Gather each line of the records where "name" appears.

**PROVIDED DATA**:
┌────────

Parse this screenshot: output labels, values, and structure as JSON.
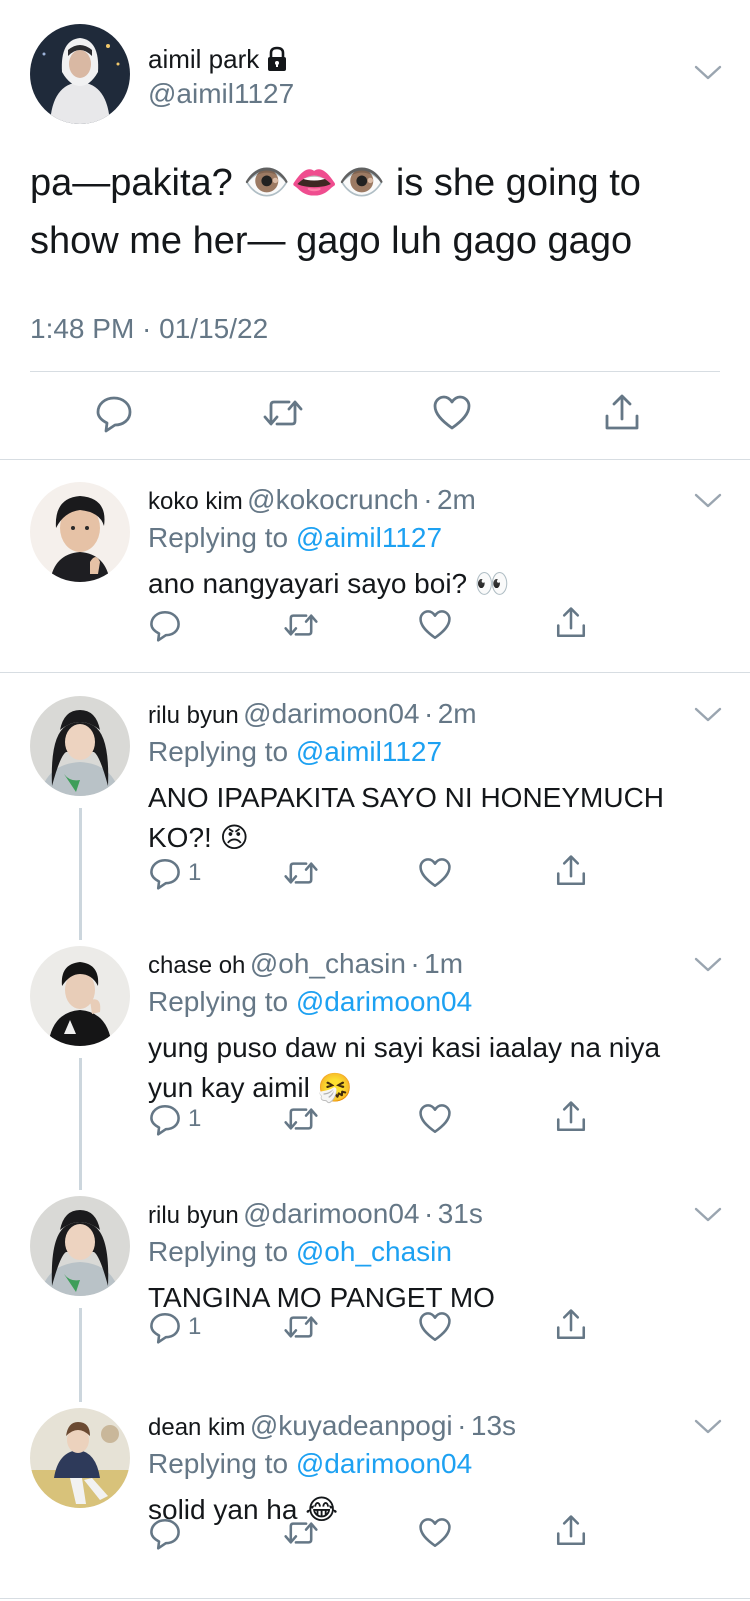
{
  "main_tweet": {
    "name": "aimil park",
    "handle": "@aimil1127",
    "text": "pa—pakita? 👁️👄👁️ is she going to show me her— gago luh gago gago",
    "timestamp": "1:48 PM · 01/15/22",
    "icons": [
      "lock-icon",
      "chevron-down-icon",
      "reply-icon",
      "retweet-icon",
      "like-icon",
      "share-icon"
    ]
  },
  "replies": [
    {
      "name": "koko kim",
      "handle": "@kokocrunch",
      "separator": "·",
      "time": "2m",
      "replying_label": "Replying to",
      "replying_to": "@aimil1127",
      "text": "ano nangyayari sayo boi? 👀",
      "reply_count": ""
    },
    {
      "name": "rilu byun",
      "handle": "@darimoon04",
      "separator": "·",
      "time": "2m",
      "replying_label": "Replying to",
      "replying_to": "@aimil1127",
      "text": "ANO IPAPAKITA SAYO NI HONEYMUCH KO?! 😠",
      "reply_count": "1"
    },
    {
      "name": "chase oh",
      "handle": "@oh_chasin",
      "separator": "·",
      "time": "1m",
      "replying_label": "Replying to",
      "replying_to": "@darimoon04",
      "text": "yung puso daw ni sayi kasi iaalay na niya yun kay aimil 🤧",
      "reply_count": "1"
    },
    {
      "name": "rilu byun",
      "handle": "@darimoon04",
      "separator": "·",
      "time": "31s",
      "replying_label": "Replying to",
      "replying_to": "@oh_chasin",
      "text": "TANGINA MO PANGET MO",
      "reply_count": "1"
    },
    {
      "name": "dean kim",
      "handle": "@kuyadeanpogi",
      "separator": "·",
      "time": "13s",
      "replying_label": "Replying to",
      "replying_to": "@darimoon04",
      "text": "solid yan ha 😂",
      "reply_count": ""
    }
  ],
  "colors": {
    "text": "#14171a",
    "secondary": "#657786",
    "link": "#1da1f2",
    "divider": "#d7dde2",
    "thread_line": "#ccd6dd"
  }
}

└────────

**EXERCISE RESULT**:
    "name": "aimil park",
      "name": "koko kim",
      "name": "rilu byun",
      "name": "chase oh",
      "name": "rilu byun",
      "name": "dean kim",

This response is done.